How many of the lines below contain "JSON"? Answer with that number alone.

◆ Data for this task:
'''
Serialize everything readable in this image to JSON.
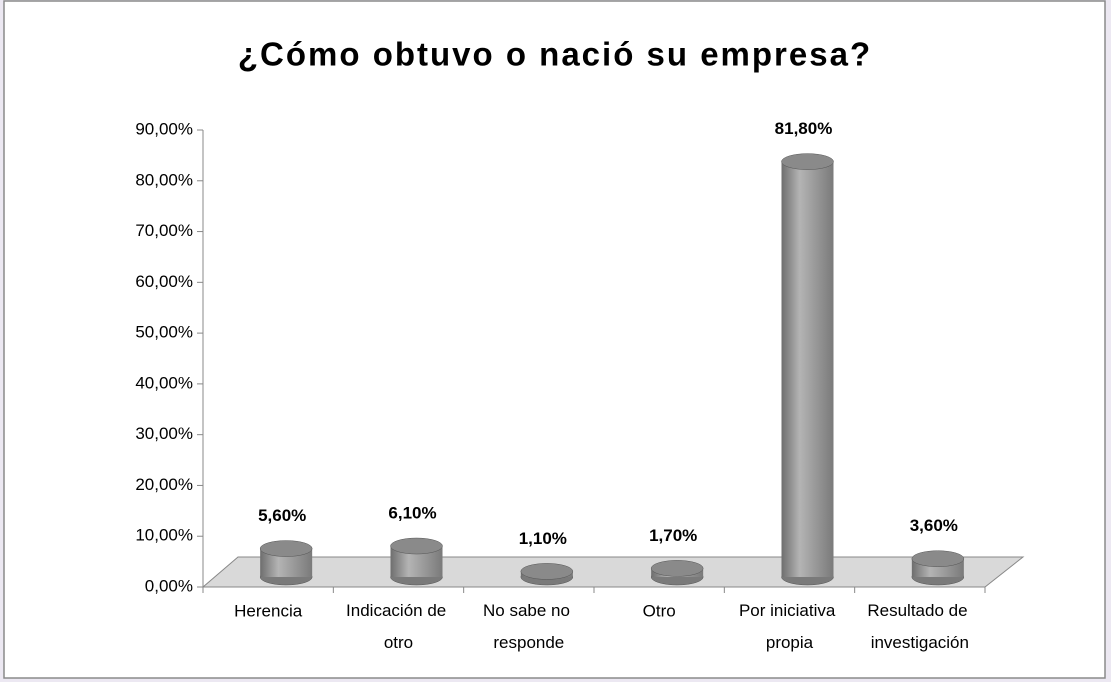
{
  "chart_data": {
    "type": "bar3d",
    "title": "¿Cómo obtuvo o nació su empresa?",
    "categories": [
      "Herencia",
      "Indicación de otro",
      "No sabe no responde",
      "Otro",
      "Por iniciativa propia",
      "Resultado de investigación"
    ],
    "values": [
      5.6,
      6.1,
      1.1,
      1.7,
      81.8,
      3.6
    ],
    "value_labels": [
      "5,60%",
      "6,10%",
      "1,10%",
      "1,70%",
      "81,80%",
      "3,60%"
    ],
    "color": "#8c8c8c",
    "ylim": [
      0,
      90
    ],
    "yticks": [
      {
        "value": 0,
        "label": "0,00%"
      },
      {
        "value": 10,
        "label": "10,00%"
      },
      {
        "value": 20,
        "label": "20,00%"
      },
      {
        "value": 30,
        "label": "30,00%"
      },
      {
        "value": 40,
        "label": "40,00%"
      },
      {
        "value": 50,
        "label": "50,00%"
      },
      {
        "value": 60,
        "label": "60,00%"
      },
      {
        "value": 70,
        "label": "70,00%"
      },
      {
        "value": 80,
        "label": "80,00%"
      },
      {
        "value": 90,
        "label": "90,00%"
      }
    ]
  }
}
'''
'''
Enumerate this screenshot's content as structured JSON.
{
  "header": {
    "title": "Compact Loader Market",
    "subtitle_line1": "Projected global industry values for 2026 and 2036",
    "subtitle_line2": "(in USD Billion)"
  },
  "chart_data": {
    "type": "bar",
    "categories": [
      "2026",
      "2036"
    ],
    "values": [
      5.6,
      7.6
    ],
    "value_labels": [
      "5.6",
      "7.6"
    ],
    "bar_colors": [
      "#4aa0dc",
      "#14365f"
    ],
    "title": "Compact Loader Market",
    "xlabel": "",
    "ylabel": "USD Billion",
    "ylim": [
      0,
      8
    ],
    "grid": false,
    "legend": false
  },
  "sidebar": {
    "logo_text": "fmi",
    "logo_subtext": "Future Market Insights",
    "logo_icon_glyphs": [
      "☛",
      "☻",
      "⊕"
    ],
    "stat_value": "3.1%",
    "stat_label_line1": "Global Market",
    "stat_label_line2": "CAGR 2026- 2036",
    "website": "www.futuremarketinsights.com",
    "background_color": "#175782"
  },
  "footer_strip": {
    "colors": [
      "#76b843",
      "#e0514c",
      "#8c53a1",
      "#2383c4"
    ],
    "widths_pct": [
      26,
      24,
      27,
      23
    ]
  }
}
'''
◆ Task answer: 2